**YOUR OBJECTIVE**
Each line that follows is to be retyped exactly.

------ ROWS ------

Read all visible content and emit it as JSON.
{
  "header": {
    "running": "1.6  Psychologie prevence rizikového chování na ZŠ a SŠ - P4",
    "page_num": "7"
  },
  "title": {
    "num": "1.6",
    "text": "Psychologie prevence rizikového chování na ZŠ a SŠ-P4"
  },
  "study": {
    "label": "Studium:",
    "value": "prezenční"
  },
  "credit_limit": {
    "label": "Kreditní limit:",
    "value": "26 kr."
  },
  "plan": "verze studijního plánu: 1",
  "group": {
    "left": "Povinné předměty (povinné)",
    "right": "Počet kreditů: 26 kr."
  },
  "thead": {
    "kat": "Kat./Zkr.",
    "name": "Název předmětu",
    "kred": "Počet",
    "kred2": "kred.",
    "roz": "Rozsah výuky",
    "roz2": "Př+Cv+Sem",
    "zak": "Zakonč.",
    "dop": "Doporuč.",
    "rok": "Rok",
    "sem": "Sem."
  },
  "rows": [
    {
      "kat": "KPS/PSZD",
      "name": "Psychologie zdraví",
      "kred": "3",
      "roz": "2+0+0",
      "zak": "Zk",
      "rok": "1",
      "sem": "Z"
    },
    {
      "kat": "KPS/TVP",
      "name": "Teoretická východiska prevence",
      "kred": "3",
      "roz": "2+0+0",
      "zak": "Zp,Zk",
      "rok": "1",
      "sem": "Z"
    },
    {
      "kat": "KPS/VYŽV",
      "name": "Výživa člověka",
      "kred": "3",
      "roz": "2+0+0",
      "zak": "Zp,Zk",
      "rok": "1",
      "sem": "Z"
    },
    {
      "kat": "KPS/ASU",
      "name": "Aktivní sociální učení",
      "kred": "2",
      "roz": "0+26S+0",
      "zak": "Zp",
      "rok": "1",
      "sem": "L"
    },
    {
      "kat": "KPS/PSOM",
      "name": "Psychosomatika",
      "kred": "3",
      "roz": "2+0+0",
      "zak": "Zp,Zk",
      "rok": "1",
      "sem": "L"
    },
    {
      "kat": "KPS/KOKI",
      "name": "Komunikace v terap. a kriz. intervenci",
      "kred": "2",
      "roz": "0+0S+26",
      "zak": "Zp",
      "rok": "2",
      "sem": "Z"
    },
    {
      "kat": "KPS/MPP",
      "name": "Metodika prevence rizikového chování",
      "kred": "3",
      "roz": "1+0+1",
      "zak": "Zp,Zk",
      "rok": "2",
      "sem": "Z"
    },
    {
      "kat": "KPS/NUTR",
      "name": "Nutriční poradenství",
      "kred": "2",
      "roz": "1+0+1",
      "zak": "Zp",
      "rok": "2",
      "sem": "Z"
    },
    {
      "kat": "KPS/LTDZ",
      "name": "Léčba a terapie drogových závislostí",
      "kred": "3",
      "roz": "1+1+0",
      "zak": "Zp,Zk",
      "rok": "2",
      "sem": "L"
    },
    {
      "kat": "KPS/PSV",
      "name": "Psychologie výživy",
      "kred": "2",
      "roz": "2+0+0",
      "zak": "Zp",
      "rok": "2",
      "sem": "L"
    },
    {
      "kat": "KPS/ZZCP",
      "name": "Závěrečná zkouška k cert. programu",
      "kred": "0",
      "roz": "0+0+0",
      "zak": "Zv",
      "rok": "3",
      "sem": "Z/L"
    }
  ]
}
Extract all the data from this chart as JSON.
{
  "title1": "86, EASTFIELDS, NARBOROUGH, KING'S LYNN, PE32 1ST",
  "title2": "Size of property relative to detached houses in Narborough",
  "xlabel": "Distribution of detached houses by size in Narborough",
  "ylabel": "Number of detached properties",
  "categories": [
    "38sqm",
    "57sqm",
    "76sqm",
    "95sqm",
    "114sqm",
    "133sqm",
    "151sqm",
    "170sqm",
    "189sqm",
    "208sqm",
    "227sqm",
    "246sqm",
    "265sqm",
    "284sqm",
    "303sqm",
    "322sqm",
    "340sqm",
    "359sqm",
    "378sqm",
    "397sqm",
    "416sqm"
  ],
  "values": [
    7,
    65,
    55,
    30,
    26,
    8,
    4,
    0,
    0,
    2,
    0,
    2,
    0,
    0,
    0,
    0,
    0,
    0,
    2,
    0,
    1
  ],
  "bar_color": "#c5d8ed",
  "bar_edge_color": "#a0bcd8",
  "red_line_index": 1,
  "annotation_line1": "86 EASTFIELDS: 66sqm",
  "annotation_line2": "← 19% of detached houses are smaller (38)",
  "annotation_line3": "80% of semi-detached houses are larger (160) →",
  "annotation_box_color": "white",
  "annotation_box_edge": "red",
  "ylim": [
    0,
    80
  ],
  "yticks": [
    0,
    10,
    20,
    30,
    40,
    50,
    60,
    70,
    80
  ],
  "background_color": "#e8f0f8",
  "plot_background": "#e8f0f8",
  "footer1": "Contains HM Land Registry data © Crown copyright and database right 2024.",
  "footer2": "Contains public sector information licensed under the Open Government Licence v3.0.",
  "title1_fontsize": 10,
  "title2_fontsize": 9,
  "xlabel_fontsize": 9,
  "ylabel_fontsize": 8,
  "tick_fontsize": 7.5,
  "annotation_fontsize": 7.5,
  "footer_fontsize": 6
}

------

**ANSWER FOR THE TASK**
Read all visible content and emit it as JSON.
{
  "header": {
    "running": "1.6  Psychologie prevence rizikového chování na ZŠ a SŠ - P4",
    "page_num": "7"
  },
  "title": {
    "num": "1.6",
    "text": "Psychologie prevence rizikového chování na ZŠ a SŠ-P4"
  },
  "study": {
    "label": "Studium:",
    "value": "prezenční"
  },
  "credit_limit": {
    "label": "Kreditní limit:",
    "value": "26 kr."
  },
  "plan": "verze studijního plánu: 1",
  "group": {
    "left": "Povinné předměty (povinné)",
    "right": "Počet kreditů: 26 kr."
  },
  "thead": {
    "kat": "Kat./Zkr.",
    "name": "Název předmětu",
    "kred": "Počet",
    "kred2": "kred.",
    "roz": "Rozsah výuky",
    "roz2": "Př+Cv+Sem",
    "zak": "Zakonč.",
    "dop": "Doporuč.",
    "rok": "Rok",
    "sem": "Sem."
  },
  "rows": [
    {
      "kat": "KPS/PSZD",
      "name": "Psychologie zdraví",
      "kred": "3",
      "roz": "2+0+0",
      "zak": "Zk",
      "rok": "1",
      "sem": "Z"
    },
    {
      "kat": "KPS/TVP",
      "name": "Teoretická východiska prevence",
      "kred": "3",
      "roz": "2+0+0",
      "zak": "Zp,Zk",
      "rok": "1",
      "sem": "Z"
    },
    {
      "kat": "KPS/VYŽV",
      "name": "Výživa člověka",
      "kred": "3",
      "roz": "2+0+0",
      "zak": "Zp,Zk",
      "rok": "1",
      "sem": "Z"
    },
    {
      "kat": "KPS/ASU",
      "name": "Aktivní sociální učení",
      "kred": "2",
      "roz": "0+26S+0",
      "zak": "Zp",
      "rok": "1",
      "sem": "L"
    },
    {
      "kat": "KPS/PSOM",
      "name": "Psychosomatika",
      "kred": "3",
      "roz": "2+0+0",
      "zak": "Zp,Zk",
      "rok": "1",
      "sem": "L"
    },
    {
      "kat": "KPS/KOKI",
      "name": "Komunikace v terap. a kriz. intervenci",
      "kred": "2",
      "roz": "0+0S+26",
      "zak": "Zp",
      "rok": "2",
      "sem": "Z"
    },
    {
      "kat": "KPS/MPP",
      "name": "Metodika prevence rizikového chování",
      "kred": "3",
      "roz": "1+0+1",
      "zak": "Zp,Zk",
      "rok": "2",
      "sem": "Z"
    },
    {
      "kat": "KPS/NUTR",
      "name": "Nutriční poradenství",
      "kred": "2",
      "roz": "1+0+1",
      "zak": "Zp",
      "rok": "2",
      "sem": "Z"
    },
    {
      "kat": "KPS/LTDZ",
      "name": "Léčba a terapie drogových závislostí",
      "kred": "3",
      "roz": "1+1+0",
      "zak": "Zp,Zk",
      "rok": "2",
      "sem": "L"
    },
    {
      "kat": "KPS/PSV",
      "name": "Psychologie výživy",
      "kred": "2",
      "roz": "2+0+0",
      "zak": "Zp",
      "rok": "2",
      "sem": "L"
    },
    {
      "kat": "KPS/ZZCP",
      "name": "Závěrečná zkouška k cert. programu",
      "kred": "0",
      "roz": "0+0+0",
      "zak": "Zv",
      "rok": "3",
      "sem": "Z/L"
    }
  ]
}
Extract all the data from this chart as JSON.
{
  "title1": "86, EASTFIELDS, NARBOROUGH, KING'S LYNN, PE32 1ST",
  "title2": "Size of property relative to detached houses in Narborough",
  "xlabel": "Distribution of detached houses by size in Narborough",
  "ylabel": "Number of detached properties",
  "categories": [
    "38sqm",
    "57sqm",
    "76sqm",
    "95sqm",
    "114sqm",
    "133sqm",
    "151sqm",
    "170sqm",
    "189sqm",
    "208sqm",
    "227sqm",
    "246sqm",
    "265sqm",
    "284sqm",
    "303sqm",
    "322sqm",
    "340sqm",
    "359sqm",
    "378sqm",
    "397sqm",
    "416sqm"
  ],
  "values": [
    7,
    65,
    55,
    30,
    26,
    8,
    4,
    0,
    0,
    2,
    0,
    2,
    0,
    0,
    0,
    0,
    0,
    0,
    2,
    0,
    1
  ],
  "bar_color": "#c5d8ed",
  "bar_edge_color": "#a0bcd8",
  "red_line_index": 1,
  "annotation_line1": "86 EASTFIELDS: 66sqm",
  "annotation_line2": "← 19% of detached houses are smaller (38)",
  "annotation_line3": "80% of semi-detached houses are larger (160) →",
  "annotation_box_color": "white",
  "annotation_box_edge": "red",
  "ylim": [
    0,
    80
  ],
  "yticks": [
    0,
    10,
    20,
    30,
    40,
    50,
    60,
    70,
    80
  ],
  "background_color": "#e8f0f8",
  "plot_background": "#e8f0f8",
  "footer1": "Contains HM Land Registry data © Crown copyright and database right 2024.",
  "footer2": "Contains public sector information licensed under the Open Government Licence v3.0.",
  "title1_fontsize": 10,
  "title2_fontsize": 9,
  "xlabel_fontsize": 9,
  "ylabel_fontsize": 8,
  "tick_fontsize": 7.5,
  "annotation_fontsize": 7.5,
  "footer_fontsize": 6
}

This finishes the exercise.